▶ _DATA PROVIDED_
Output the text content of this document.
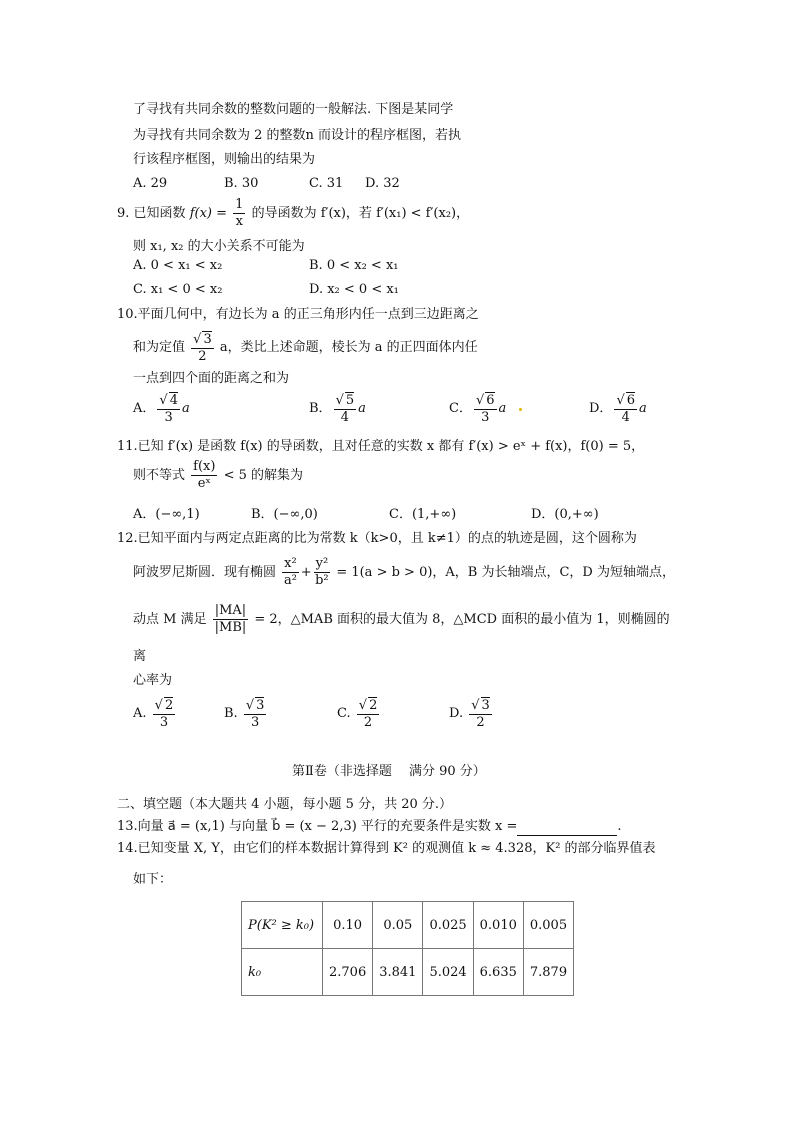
了寻找有共同余数的整数问题的一般解法. 下图是某同学
为寻找有共同余数为 2 的整数n 而设计的程序框图，若执
行该程序框图，则输出的结果为
A. 29	B. 30	C. 31 D. 32
9. 已知函数 $f(x) = \frac{1}{x}$ 的导函数为 f′(x)，若 f′(x₁) < f′(x₂)，
则 x₁, x₂ 的大小关系不可能为
A. 0 < x₁ < x₂	B. 0 < x₂ < x₁
C. x₁ < 0 < x₂	D. x₂ < 0 < x₁
10.平面几何中，有边长为 a 的正三角形内任一点到三边距离之
和为定值 $\frac{√ 3}{2}$ a，类比上述命题，棱长为 a 的正四面体内任
一点到四个面的距离之和为
A． $\frac{√ 4}{3}$ a	B． $\frac{√ 5}{4}$ a	C． $\frac{√ 6}{3}$ a	D． $\frac{√ 6}{4}$ a
11.已知 f′(x) 是函数 f(x) 的导函数，且对任意的实数 x 都有 f′(x) > eˣ + f(x)，f(0) = 5，
则不等式 $\frac{f(x)}{\text{eˣ}} < 5$ 的解集为
A．(−∞,1)	B．(−∞,0)	C．(1,+∞)	D．(0,+∞)
12.已知平面内与两定点距离的比为常数 k（k>0，且 k≠1）的点的轨迹是圆，这个圆称为
阿波罗尼斯圆．现有椭圆 $\frac{\text{x²}}{\text{a²}} + \frac{\text{y²}}{\text{b²}} = 1(a > b > 0)$，A，B 为长轴端点，C，D 为短轴端点，
动点 M 满足 $\frac{|MA|}{|MB|} = 2$，△MAB 面积的最大值为 8，△MCD 面积的最小值为 1，则椭圆的
离
心率为
A. $\frac{√ 2}{3}$	B. $\frac{√ 3}{3}$	C. $\frac{√ 2}{2}$	D. $\frac{√ 3}{2}$
第Ⅱ卷（非选择题　 满分 90 分）
二、填空题（本大题共 4 小题，每小题 5 分，共 20 分.）
13.向量 a⃗ = (x,1) 与向量 b⃗ = (x − 2,3) 平行的充要条件是实数 x =	.
14.已知变量 X, Y，由它们的样本数据计算得到 K² 的观测值 k ≈ 4.328，K² 的部分临界值表
如下：
P(K² ≥ k₀)	0.10	0.05	0.025	0.010	0.005
k₀	2.706	3.841	5.024	6.635	7.879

▶ _SET PROBLEM_
Scan the data above; copy every line where "text" appears.

▶ _EXERCISE ANSWER_
Output the text content of this document.
则不等式 $\frac{f(x)}{\text{eˣ}} < 5$ 的解集为
阿波罗尼斯圆．现有椭圆 $\frac{\text{x²}}{\text{a²}} + \frac{\text{y²}}{\text{b²}} = 1(a > b > 0)$，A，B 为长轴端点，C，D 为短轴端点，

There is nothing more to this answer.